» What the task asks
Every line that holds "JSON" should be shown.

» Raw records
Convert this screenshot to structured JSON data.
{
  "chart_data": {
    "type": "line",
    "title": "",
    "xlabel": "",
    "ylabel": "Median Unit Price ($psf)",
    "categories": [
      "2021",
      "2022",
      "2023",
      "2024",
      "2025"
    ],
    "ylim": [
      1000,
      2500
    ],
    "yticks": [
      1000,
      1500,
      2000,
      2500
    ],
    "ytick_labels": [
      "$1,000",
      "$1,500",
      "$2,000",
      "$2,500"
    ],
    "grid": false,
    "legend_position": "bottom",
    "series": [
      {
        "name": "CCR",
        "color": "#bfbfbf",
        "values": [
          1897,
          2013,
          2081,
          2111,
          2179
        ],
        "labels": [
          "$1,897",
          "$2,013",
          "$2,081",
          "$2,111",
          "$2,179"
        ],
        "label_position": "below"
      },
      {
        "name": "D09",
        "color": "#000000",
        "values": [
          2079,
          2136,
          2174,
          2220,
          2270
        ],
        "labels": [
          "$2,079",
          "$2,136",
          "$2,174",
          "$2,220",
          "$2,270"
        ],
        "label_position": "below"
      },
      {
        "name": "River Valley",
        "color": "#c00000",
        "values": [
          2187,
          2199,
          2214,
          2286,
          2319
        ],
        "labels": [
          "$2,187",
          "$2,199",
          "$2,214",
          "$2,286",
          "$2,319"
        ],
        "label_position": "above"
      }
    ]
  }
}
==
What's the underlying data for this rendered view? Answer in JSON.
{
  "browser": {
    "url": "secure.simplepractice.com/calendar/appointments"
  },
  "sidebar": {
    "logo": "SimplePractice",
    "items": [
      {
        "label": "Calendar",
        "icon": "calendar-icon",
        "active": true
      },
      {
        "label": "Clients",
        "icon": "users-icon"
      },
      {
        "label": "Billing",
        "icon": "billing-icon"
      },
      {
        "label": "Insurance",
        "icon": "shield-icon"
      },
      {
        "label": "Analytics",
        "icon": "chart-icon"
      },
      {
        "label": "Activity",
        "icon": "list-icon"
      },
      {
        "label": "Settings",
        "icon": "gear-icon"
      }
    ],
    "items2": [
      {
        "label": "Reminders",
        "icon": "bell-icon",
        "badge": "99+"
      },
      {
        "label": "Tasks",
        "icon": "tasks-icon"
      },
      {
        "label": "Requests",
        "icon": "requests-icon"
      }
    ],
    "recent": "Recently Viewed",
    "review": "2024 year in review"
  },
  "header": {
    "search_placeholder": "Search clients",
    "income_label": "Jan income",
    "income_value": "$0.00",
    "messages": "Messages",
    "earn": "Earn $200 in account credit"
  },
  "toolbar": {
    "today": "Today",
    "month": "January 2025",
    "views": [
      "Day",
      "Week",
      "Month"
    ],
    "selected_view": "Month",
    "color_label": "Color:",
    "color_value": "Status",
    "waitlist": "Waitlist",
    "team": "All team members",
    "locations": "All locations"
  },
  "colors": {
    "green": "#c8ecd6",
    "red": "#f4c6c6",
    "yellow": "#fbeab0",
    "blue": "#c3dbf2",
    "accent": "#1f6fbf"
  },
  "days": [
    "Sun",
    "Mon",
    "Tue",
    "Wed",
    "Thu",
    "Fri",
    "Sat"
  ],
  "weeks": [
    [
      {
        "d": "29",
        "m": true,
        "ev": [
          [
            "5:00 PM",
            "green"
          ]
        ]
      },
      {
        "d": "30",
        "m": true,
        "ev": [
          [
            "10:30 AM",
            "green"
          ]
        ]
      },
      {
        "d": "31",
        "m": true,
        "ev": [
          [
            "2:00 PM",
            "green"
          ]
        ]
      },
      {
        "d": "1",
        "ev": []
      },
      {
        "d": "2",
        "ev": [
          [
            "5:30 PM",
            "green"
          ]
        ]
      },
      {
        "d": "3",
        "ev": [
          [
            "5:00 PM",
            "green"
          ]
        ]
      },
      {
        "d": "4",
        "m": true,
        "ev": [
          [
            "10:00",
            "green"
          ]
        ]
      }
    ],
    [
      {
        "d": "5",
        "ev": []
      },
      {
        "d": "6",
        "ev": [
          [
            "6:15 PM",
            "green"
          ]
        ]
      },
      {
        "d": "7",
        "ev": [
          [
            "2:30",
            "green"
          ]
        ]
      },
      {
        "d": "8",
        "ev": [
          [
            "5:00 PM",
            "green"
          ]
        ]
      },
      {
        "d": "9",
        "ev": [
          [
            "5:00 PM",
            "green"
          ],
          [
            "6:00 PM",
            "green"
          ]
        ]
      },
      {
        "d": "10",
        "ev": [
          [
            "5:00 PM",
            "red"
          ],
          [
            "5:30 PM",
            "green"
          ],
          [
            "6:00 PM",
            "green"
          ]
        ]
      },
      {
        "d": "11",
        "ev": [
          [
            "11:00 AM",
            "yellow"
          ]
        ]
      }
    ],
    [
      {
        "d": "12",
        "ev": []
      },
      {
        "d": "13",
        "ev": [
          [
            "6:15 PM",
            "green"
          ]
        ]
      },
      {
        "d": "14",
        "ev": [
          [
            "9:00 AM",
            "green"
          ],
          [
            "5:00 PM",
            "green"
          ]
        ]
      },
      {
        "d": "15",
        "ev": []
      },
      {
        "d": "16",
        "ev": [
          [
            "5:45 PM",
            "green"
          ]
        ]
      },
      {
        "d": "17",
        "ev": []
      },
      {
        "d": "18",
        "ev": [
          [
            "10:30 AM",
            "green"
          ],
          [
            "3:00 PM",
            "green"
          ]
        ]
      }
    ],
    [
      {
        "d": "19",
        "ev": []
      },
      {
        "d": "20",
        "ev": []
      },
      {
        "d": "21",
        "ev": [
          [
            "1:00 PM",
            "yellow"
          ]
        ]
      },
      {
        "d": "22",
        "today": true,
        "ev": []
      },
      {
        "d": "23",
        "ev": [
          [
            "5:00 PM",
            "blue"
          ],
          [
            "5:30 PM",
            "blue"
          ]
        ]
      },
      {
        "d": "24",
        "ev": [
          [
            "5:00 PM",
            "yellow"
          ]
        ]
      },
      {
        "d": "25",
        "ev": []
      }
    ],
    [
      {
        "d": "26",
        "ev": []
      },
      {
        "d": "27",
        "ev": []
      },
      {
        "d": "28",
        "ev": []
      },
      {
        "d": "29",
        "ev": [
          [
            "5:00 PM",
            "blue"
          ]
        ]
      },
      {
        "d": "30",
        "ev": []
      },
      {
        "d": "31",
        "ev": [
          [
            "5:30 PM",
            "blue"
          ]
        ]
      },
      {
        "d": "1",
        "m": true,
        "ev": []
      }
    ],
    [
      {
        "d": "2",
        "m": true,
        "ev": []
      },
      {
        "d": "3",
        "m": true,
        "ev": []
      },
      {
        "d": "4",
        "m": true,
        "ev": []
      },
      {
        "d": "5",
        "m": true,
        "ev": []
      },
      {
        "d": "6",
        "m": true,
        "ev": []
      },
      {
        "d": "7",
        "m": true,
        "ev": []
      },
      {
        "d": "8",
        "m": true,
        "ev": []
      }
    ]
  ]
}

» Solution to this task
Convert this screenshot to structured JSON data.
What's the underlying data for this rendered view? Answer in JSON.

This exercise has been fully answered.